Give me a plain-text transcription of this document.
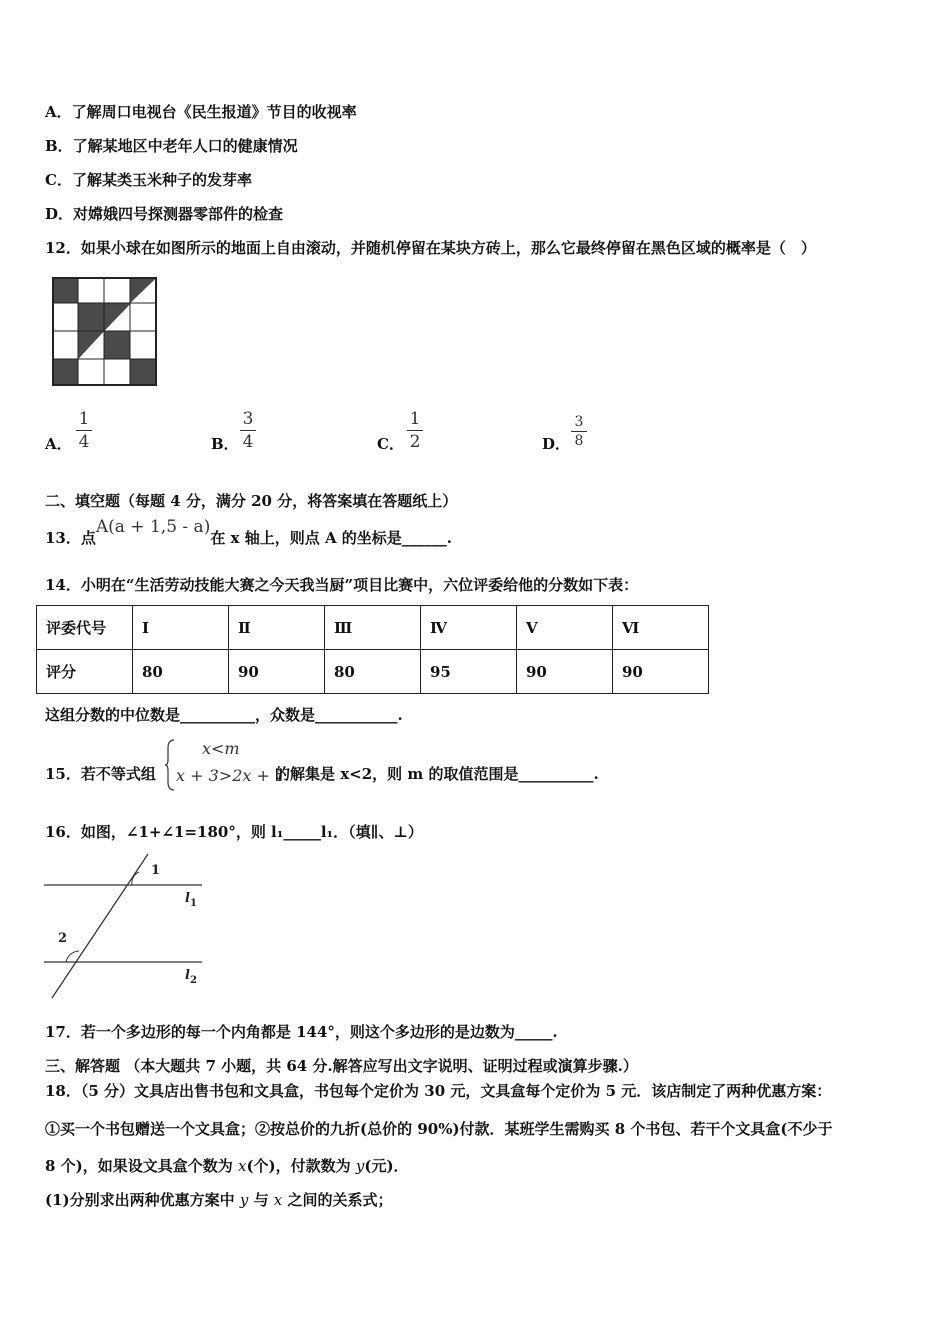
A．了解周口电视台《民生报道》节目的收视率
B．了解某地区中老年人口的健康情况
C．了解某类玉米种子的发芽率
D．对嫦娥四号探测器零部件的检查
12．如果小球在如图所示的地面上自由滚动，并随机停留在某块方砖上，那么它最终停留在黑色区域的概率是（　）
A．
1
4	B．
3
4	C．
1
2	D．
3
8
二、填空题（每题 4 分，满分 20 分，将答案填在答题纸上）
13．点A(a + 1,5 - a)在 x 轴上，则点 A 的坐标是______.
14．小明在“生活劳动技能大赛之今天我当厨”项目比赛中，六位评委给他的分数如下表：
评委代号	Ⅰ	Ⅱ	Ⅲ	Ⅳ	Ⅴ	Ⅵ
评分	80	90	80	95	90	90
这组分数的中位数是__________，众数是___________.
15．若不等式组
x<m
x + 3>2x + 1
的解集是 x<2，则 m 的取值范围是__________.
16．如图，∠1+∠1=180°，则 l₁_____l₁．（填∥、⊥）
1
2
$l_1$
$l_2$
17．若一个多边形的每一个内角都是 144°，则这个多边形的是边数为_____.
三、解答题 （本大题共 7 小题，共 64 分.解答应写出文字说明、证明过程或演算步骤.）
18．（5 分）文具店出售书包和文具盒，书包每个定价为 30 元，文具盒每个定价为 5 元．该店制定了两种优惠方案：
①买一个书包赠送一个文具盒；②按总价的九折(总价的 90%)付款．某班学生需购买 8 个书包、若干个文具盒(不少于
8 个)，如果设文具盒个数为 x(个)，付款数为 y(元)．
(1)分别求出两种优惠方案中 y 与 x 之间的关系式；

========

=== EXERCISE PROMPT ===
Each entry must be retyped word for word, with every image omitted.

=== EXERCISE RESULT ===
Give me a plain-text transcription of this document.
A．了解周口电视台《民生报道》节目的收视率
B．了解某地区中老年人口的健康情况
C．了解某类玉米种子的发芽率
D．对嫦娥四号探测器零部件的检查
12．如果小球在如图所示的地面上自由滚动，并随机停留在某块方砖上，那么它最终停留在黑色区域的概率是（　）
A．
1
4	B．
3
4	C．
1
2	D．
3
8
二、填空题（每题 4 分，满分 20 分，将答案填在答题纸上）
13．点A(a + 1,5 - a)在 x 轴上，则点 A 的坐标是______.
14．小明在“生活劳动技能大赛之今天我当厨”项目比赛中，六位评委给他的分数如下表：
评委代号	Ⅰ	Ⅱ	Ⅲ	Ⅳ	Ⅴ	Ⅵ
评分	80	90	80	95	90	90
这组分数的中位数是__________，众数是___________.
15．若不等式组
x<m
x + 3>2x + 1
的解集是 x<2，则 m 的取值范围是__________.
16．如图，∠1+∠1=180°，则 l₁_____l₁．（填∥、⊥）
1
2
$l_1$
$l_2$
17．若一个多边形的每一个内角都是 144°，则这个多边形的是边数为_____.
三、解答题 （本大题共 7 小题，共 64 分.解答应写出文字说明、证明过程或演算步骤.）
18．（5 分）文具店出售书包和文具盒，书包每个定价为 30 元，文具盒每个定价为 5 元．该店制定了两种优惠方案：
①买一个书包赠送一个文具盒；②按总价的九折(总价的 90%)付款．某班学生需购买 8 个书包、若干个文具盒(不少于
8 个)，如果设文具盒个数为 x(个)，付款数为 y(元)．
(1)分别求出两种优惠方案中 y 与 x 之间的关系式；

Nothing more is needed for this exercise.